* _Required work_
Write the listing out again, all of it, word for word.

* _Input rows_
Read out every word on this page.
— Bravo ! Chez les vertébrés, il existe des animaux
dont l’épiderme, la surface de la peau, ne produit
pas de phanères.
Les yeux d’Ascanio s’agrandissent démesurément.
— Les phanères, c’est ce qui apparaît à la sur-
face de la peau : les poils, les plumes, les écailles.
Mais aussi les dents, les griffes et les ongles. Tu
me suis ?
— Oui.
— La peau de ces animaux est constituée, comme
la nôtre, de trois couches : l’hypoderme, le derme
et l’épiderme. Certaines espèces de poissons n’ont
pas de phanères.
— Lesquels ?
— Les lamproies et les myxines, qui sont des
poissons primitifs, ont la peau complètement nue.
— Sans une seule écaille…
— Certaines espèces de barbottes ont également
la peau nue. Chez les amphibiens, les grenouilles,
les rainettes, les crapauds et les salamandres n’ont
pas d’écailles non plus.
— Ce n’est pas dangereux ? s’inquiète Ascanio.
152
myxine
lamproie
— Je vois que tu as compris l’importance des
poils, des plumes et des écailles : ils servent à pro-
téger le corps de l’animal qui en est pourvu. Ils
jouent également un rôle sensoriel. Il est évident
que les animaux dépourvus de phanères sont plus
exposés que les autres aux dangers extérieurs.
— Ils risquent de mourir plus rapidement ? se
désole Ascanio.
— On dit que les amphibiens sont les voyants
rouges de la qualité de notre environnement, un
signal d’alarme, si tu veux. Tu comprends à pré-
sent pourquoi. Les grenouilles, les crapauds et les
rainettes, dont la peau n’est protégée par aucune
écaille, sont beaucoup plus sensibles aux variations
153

* _Response to the exercise_
Read out every word on this page.
— Bravo ! Chez les vertébrés, il existe des animaux
dont l’épiderme, la surface de la peau, ne produit
pas de phanères.
Les yeux d’Ascanio s’agrandissent démesurément.
— Les phanères, c’est ce qui apparaît à la sur-
face de la peau : les poils, les plumes, les écailles.
Mais aussi les dents, les griffes et les ongles. Tu
me suis ?
— Oui.
— La peau de ces animaux est constituée, comme
la nôtre, de trois couches : l’hypoderme, le derme
et l’épiderme. Certaines espèces de poissons n’ont
pas de phanères.
— Lesquels ?
— Les lamproies et les myxines, qui sont des
poissons primitifs, ont la peau complètement nue.
— Sans une seule écaille…
— Certaines espèces de barbottes ont également
la peau nue. Chez les amphibiens, les grenouilles,
les rainettes, les crapauds et les salamandres n’ont
pas d’écailles non plus.
— Ce n’est pas dangereux ? s’inquiète Ascanio.
152
myxine
lamproie
— Je vois que tu as compris l’importance des
poils, des plumes et des écailles : ils servent à pro-
téger le corps de l’animal qui en est pourvu. Ils
jouent également un rôle sensoriel. Il est évident
que les animaux dépourvus de phanères sont plus
exposés que les autres aux dangers extérieurs.
— Ils risquent de mourir plus rapidement ? se
désole Ascanio.
— On dit que les amphibiens sont les voyants
rouges de la qualité de notre environnement, un
signal d’alarme, si tu veux. Tu comprends à pré-
sent pourquoi. Les grenouilles, les crapauds et les
rainettes, dont la peau n’est protégée par aucune
écaille, sont beaucoup plus sensibles aux variations
153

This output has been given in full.